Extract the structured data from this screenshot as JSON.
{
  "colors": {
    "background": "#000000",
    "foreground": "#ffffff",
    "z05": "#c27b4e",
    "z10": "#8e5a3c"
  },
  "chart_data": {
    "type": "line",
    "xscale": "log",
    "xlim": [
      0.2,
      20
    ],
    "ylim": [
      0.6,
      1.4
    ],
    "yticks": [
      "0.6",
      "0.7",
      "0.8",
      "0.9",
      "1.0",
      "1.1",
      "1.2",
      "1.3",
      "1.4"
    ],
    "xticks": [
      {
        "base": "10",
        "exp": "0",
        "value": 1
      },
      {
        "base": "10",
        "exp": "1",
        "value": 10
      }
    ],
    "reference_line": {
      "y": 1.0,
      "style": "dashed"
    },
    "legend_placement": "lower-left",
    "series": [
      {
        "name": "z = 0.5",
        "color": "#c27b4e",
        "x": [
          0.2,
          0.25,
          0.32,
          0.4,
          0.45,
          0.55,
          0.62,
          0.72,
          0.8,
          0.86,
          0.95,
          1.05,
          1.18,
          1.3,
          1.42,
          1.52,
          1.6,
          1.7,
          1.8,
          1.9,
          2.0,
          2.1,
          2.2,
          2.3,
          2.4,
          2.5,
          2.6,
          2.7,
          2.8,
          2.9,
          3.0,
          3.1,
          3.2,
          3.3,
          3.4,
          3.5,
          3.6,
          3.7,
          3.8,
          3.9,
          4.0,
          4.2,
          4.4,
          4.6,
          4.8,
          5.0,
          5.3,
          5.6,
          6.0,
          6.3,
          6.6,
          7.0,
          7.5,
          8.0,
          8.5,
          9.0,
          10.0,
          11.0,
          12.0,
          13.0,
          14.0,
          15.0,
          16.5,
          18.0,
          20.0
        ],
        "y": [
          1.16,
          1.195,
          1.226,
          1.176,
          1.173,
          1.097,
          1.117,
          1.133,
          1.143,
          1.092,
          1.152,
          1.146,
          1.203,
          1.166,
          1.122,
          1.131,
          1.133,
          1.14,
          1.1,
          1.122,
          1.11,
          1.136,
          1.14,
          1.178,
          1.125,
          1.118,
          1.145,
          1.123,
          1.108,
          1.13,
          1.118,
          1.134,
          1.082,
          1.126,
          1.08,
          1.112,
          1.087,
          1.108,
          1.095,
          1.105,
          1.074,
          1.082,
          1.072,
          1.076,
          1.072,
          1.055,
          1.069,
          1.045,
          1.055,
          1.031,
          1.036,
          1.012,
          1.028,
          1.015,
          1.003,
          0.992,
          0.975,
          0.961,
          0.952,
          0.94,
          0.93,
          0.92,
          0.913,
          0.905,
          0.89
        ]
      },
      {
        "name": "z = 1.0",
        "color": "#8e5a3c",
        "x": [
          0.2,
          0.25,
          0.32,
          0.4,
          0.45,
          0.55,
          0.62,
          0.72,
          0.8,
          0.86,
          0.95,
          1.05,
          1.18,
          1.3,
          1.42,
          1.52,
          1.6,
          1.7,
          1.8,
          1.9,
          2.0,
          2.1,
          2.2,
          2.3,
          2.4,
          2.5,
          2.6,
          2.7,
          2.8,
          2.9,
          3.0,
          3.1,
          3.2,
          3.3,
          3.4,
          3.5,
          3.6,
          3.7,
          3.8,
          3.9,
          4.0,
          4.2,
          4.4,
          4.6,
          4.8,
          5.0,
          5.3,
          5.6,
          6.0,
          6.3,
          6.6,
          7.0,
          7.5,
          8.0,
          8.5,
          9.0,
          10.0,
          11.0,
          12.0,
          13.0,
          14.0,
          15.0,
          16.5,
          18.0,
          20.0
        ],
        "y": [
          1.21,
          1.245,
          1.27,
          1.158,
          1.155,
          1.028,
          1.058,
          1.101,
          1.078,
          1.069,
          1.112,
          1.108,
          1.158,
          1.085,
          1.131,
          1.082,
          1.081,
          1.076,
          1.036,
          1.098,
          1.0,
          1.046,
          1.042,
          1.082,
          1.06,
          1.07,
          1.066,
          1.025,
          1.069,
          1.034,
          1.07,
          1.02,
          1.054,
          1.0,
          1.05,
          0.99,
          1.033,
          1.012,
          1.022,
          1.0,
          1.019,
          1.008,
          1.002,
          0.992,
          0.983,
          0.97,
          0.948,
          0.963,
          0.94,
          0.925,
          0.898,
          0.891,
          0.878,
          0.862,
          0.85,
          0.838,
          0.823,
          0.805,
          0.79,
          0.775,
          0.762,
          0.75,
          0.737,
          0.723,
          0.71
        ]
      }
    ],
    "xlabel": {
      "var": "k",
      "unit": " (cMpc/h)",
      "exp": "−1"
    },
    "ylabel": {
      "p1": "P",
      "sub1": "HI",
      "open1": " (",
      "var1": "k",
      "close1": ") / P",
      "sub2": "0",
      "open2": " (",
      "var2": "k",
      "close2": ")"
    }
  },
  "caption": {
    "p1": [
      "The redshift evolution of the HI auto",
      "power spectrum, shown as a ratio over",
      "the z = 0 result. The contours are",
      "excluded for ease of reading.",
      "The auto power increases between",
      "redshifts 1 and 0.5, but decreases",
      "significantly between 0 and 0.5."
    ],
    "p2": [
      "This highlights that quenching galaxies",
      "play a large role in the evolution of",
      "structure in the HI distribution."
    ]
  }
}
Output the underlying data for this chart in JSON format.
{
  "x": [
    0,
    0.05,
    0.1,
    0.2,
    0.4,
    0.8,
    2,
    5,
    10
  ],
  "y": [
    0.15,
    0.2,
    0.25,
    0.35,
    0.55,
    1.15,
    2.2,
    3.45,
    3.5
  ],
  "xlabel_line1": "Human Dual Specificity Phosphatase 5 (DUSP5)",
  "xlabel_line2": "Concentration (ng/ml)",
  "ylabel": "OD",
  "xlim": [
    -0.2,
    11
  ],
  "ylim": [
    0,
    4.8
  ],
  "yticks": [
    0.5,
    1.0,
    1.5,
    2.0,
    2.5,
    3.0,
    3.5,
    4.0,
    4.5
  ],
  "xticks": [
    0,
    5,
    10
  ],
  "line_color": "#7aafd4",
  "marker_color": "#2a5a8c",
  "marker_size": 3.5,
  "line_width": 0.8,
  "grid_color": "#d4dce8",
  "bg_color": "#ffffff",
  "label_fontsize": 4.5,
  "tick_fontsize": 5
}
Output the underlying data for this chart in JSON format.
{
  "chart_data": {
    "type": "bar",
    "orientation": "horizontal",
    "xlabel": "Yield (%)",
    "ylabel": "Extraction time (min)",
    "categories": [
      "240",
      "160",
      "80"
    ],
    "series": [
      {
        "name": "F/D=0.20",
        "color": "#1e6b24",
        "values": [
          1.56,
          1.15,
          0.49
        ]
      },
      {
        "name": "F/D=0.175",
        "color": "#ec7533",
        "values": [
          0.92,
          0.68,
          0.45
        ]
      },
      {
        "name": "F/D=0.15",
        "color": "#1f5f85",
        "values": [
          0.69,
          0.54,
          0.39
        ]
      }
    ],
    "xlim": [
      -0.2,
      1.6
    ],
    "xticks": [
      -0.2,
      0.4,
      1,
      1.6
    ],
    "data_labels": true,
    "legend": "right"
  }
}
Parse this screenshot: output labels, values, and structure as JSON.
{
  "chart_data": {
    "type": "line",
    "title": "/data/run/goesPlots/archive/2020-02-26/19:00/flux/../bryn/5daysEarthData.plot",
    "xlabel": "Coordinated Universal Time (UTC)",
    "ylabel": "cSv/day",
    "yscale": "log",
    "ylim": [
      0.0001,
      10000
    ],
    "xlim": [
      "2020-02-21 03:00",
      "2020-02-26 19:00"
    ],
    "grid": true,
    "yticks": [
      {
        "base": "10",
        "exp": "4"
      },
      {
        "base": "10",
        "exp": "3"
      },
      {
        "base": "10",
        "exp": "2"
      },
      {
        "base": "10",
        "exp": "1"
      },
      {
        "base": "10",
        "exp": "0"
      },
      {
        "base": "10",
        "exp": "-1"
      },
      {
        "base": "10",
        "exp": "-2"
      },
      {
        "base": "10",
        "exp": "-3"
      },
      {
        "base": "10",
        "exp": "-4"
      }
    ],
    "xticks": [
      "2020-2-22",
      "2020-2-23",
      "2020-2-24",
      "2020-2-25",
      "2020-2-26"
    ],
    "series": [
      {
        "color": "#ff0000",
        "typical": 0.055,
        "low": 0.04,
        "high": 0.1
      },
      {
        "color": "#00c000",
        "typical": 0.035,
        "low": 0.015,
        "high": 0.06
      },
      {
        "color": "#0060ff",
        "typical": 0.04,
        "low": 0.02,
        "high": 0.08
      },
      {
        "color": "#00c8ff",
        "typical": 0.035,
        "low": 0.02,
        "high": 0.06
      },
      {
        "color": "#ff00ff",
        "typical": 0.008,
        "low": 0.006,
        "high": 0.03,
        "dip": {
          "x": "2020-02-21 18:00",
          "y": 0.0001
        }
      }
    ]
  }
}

EXERCISE: Look through the data above. Copy every line with the string "screenshot" in it.

EXERCISE RESULT:
Extract the structured data from this screenshot as JSON.
Parse this screenshot: output labels, values, and structure as JSON.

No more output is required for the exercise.